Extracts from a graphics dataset
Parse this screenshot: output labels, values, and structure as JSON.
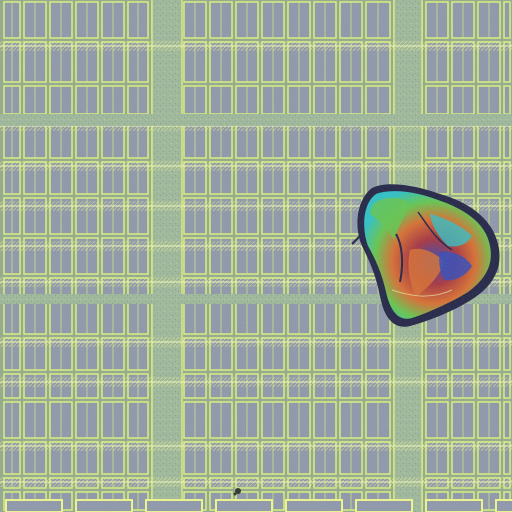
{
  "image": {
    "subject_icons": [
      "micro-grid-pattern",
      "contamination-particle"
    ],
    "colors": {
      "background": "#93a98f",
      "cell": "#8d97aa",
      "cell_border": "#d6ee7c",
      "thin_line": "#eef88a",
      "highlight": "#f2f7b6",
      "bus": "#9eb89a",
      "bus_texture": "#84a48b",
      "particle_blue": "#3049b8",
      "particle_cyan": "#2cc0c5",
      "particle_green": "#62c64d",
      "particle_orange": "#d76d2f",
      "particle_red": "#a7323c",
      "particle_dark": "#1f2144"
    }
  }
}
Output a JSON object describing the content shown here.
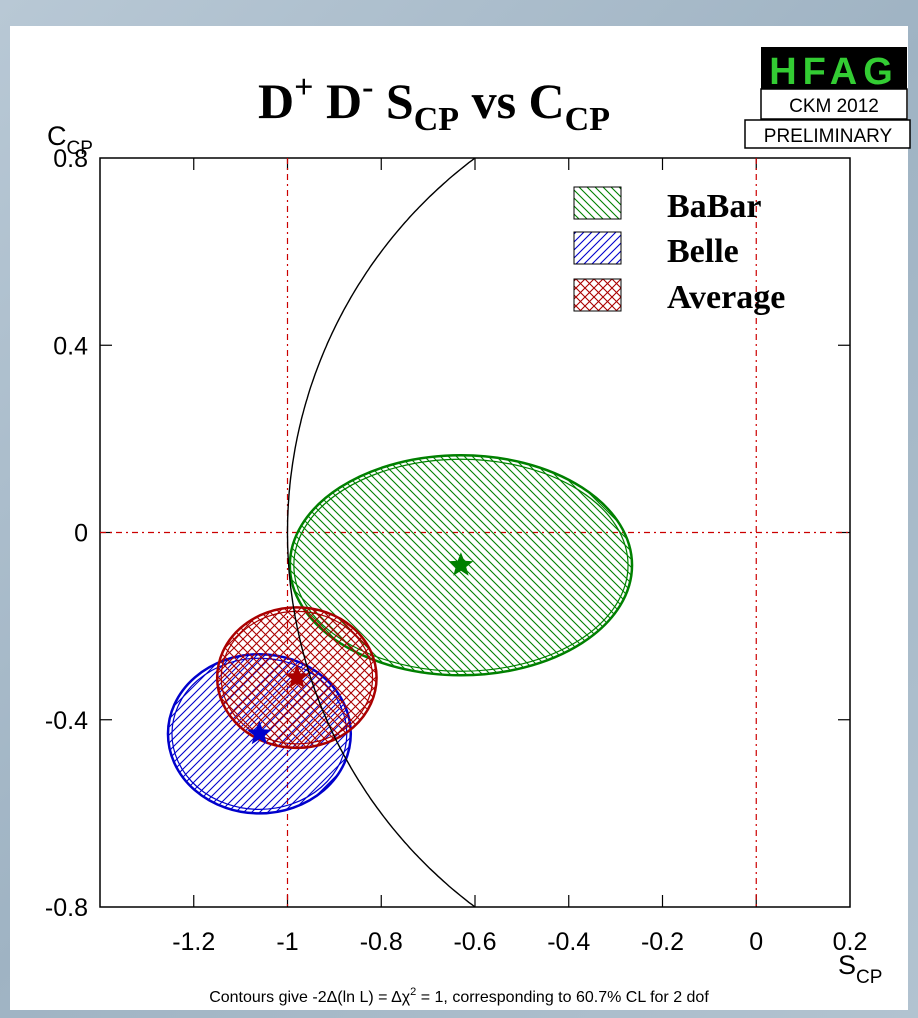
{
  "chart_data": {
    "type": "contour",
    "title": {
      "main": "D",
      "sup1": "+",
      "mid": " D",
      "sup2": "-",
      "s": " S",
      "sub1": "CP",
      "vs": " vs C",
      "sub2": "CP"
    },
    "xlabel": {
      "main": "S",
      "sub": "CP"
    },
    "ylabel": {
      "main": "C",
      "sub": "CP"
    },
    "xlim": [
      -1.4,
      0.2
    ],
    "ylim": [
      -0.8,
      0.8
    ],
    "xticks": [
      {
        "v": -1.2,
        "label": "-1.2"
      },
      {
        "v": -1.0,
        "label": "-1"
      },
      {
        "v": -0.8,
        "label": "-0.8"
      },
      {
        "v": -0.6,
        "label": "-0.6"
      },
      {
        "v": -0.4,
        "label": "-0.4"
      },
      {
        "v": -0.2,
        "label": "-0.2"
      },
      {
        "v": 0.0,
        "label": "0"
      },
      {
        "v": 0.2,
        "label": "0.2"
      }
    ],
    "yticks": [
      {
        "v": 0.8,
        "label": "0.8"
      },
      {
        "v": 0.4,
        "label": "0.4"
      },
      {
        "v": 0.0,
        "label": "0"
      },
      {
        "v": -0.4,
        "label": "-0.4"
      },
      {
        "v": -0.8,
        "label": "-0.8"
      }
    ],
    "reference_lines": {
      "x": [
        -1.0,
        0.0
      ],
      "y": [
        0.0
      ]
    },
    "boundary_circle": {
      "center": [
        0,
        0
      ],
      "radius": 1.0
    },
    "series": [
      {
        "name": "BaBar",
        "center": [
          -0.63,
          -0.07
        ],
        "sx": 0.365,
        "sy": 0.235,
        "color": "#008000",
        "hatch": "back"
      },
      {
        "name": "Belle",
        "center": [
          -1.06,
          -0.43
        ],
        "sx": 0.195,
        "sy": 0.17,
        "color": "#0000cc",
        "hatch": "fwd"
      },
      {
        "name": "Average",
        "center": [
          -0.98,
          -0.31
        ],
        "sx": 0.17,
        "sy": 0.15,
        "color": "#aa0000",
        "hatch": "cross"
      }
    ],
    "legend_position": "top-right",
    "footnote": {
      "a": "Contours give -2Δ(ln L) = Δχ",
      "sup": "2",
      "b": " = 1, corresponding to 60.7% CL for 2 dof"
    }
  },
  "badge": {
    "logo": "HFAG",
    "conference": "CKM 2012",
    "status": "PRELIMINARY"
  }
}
...
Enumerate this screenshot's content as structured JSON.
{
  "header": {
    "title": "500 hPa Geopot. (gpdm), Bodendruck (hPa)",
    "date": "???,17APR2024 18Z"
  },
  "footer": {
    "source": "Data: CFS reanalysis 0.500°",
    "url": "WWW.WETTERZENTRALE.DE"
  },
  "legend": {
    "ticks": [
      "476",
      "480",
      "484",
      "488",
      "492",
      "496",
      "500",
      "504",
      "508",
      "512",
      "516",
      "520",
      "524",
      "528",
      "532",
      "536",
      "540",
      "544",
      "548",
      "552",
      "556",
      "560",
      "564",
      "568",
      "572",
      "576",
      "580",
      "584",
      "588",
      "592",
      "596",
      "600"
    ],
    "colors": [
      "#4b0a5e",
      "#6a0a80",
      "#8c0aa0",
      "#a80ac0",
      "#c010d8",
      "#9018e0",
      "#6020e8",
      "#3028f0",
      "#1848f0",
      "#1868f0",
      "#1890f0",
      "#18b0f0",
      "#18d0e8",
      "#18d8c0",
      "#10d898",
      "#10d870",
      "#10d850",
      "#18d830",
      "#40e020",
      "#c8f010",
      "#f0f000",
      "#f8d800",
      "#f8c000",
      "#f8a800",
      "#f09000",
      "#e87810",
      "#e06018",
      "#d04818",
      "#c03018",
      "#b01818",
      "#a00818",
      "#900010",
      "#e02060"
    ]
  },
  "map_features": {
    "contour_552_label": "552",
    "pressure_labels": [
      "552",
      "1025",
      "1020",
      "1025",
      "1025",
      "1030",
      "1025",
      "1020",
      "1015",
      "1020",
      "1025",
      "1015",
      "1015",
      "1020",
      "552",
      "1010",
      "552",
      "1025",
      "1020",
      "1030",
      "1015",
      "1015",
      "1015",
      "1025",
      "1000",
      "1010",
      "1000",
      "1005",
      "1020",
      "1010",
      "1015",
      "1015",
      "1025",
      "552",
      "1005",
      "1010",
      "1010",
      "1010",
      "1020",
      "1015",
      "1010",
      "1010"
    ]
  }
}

_Your goal_: Pull out all lines in the data above that include "title".

_Solution for this task_:
    "title": {
    "title": "500 hPa Geopot. (gpdm), Bodendruck (hPa)",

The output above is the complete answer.